In the listing below, locate the line containing "Read this page and output its text content."; reproduce that line and all lines that follow it, unchanged.

_Supplied data_
***

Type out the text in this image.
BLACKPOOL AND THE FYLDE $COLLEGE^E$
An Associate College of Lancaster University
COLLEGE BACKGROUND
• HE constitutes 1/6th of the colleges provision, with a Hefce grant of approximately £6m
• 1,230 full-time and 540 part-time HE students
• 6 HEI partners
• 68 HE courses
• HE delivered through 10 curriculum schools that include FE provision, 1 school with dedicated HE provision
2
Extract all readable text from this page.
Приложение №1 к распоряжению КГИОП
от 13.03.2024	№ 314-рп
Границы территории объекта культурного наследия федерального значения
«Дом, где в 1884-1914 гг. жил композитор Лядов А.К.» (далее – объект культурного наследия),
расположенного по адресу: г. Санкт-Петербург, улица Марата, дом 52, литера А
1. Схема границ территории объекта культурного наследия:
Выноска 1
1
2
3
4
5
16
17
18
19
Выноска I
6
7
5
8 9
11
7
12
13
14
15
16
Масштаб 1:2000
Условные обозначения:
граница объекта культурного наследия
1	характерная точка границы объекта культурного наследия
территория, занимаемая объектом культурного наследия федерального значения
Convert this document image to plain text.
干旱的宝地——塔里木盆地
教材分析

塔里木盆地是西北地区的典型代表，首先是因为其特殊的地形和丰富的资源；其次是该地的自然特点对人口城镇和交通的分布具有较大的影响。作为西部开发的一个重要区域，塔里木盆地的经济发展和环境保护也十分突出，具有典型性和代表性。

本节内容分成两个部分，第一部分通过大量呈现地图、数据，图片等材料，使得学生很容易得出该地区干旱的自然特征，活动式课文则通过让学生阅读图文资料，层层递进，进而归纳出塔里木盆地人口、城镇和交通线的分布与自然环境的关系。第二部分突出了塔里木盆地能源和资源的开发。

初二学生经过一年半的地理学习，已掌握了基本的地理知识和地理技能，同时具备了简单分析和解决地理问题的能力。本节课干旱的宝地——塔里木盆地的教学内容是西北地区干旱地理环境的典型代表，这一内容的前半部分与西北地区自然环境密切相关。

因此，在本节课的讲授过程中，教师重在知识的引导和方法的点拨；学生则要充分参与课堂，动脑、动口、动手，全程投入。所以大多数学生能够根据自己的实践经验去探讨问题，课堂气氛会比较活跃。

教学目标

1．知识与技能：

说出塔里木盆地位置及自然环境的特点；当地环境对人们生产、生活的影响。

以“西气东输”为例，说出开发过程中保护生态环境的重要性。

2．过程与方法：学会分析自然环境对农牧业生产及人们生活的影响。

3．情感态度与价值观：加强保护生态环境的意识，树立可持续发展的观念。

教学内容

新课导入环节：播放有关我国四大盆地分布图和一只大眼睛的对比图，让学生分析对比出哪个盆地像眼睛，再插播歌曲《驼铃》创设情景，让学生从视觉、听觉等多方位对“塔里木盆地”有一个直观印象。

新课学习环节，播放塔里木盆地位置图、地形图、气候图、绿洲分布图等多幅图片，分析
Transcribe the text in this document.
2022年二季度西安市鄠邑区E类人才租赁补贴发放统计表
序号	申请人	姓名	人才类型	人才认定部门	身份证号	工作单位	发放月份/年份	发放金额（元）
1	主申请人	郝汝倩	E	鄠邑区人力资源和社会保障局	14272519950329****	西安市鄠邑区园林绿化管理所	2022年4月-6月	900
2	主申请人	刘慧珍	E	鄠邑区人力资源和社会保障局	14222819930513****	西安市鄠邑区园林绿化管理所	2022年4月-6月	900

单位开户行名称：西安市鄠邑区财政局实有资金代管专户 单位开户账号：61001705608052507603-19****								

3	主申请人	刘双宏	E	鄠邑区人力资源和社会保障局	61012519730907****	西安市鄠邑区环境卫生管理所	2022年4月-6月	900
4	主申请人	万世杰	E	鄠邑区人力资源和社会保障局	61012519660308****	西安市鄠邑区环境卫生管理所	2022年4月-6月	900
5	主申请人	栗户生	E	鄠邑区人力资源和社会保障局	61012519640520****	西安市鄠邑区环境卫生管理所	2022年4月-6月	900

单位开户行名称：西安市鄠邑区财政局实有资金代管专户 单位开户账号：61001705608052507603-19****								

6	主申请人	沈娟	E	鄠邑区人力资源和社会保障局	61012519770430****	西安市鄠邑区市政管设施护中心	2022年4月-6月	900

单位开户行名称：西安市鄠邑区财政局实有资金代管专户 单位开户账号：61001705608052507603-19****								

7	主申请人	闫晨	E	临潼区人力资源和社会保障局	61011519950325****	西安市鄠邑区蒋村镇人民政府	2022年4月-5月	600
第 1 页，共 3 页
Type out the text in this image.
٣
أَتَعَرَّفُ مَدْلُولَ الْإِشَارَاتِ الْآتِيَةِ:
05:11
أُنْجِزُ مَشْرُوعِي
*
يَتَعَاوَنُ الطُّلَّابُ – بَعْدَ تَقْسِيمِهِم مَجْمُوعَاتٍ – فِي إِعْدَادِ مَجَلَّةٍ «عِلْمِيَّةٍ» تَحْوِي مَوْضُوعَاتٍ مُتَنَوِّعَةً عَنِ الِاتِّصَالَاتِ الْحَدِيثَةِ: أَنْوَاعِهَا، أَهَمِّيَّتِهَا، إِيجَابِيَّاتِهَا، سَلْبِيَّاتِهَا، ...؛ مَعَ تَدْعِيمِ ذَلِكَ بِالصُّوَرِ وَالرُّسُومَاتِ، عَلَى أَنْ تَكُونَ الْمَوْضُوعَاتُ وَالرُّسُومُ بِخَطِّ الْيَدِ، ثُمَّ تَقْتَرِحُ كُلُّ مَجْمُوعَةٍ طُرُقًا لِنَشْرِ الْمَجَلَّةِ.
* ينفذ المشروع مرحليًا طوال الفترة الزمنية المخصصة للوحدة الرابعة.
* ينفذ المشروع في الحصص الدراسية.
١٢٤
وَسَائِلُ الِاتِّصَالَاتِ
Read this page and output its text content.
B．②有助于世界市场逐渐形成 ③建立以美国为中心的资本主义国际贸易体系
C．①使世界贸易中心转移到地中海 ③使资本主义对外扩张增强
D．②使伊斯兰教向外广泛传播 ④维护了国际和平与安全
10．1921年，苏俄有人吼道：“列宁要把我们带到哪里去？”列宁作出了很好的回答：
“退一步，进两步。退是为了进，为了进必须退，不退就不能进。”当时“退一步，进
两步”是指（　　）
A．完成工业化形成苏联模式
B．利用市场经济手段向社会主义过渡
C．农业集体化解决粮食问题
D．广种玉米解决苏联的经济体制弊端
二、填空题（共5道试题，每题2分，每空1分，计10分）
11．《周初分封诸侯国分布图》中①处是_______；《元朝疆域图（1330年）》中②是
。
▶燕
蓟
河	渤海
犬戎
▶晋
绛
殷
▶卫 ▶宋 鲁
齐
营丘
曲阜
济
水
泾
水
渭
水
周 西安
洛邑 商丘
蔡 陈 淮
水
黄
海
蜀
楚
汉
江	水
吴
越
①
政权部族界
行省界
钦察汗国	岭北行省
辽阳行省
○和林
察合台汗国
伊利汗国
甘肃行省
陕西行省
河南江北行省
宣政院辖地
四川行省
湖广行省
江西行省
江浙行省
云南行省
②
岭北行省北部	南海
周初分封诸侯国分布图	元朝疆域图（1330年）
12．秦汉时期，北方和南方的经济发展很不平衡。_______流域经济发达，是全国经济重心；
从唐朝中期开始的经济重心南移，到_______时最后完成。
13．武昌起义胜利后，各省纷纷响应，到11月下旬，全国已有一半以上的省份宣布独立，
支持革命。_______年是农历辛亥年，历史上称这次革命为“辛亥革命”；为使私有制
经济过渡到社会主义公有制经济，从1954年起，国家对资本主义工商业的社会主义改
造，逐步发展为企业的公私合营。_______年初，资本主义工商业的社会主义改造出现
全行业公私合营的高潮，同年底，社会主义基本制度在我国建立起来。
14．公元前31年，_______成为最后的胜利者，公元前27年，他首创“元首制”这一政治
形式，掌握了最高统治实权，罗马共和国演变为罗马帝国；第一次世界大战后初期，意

***

_Task output_
Read this page and output its text content.
B．②有助于世界市场逐渐形成 ③建立以美国为中心的资本主义国际贸易体系
C．①使世界贸易中心转移到地中海 ③使资本主义对外扩张增强
D．②使伊斯兰教向外广泛传播 ④维护了国际和平与安全
10．1921年，苏俄有人吼道：“列宁要把我们带到哪里去？”列宁作出了很好的回答：
“退一步，进两步。退是为了进，为了进必须退，不退就不能进。”当时“退一步，进
两步”是指（　　）
A．完成工业化形成苏联模式
B．利用市场经济手段向社会主义过渡
C．农业集体化解决粮食问题
D．广种玉米解决苏联的经济体制弊端
二、填空题（共5道试题，每题2分，每空1分，计10分）
11．《周初分封诸侯国分布图》中①处是_______；《元朝疆域图（1330年）》中②是
。
▶燕
蓟
河	渤海
犬戎
▶晋
绛
殷
▶卫 ▶宋 鲁
齐
营丘
曲阜
济
水
泾
水
渭
水
周 西安
洛邑 商丘
蔡 陈 淮
水
黄
海
蜀
楚
汉
江	水
吴
越
①
政权部族界
行省界
钦察汗国	岭北行省
辽阳行省
○和林
察合台汗国
伊利汗国
甘肃行省
陕西行省
河南江北行省
宣政院辖地
四川行省
湖广行省
江西行省
江浙行省
云南行省
②
岭北行省北部	南海
周初分封诸侯国分布图	元朝疆域图（1330年）
12．秦汉时期，北方和南方的经济发展很不平衡。_______流域经济发达，是全国经济重心；
从唐朝中期开始的经济重心南移，到_______时最后完成。
13．武昌起义胜利后，各省纷纷响应，到11月下旬，全国已有一半以上的省份宣布独立，
支持革命。_______年是农历辛亥年，历史上称这次革命为“辛亥革命”；为使私有制
经济过渡到社会主义公有制经济，从1954年起，国家对资本主义工商业的社会主义改
造，逐步发展为企业的公私合营。_______年初，资本主义工商业的社会主义改造出现
全行业公私合营的高潮，同年底，社会主义基本制度在我国建立起来。
14．公元前31年，_______成为最后的胜利者，公元前27年，他首创“元首制”这一政治
形式，掌握了最高统治实权，罗马共和国演变为罗马帝国；第一次世界大战后初期，意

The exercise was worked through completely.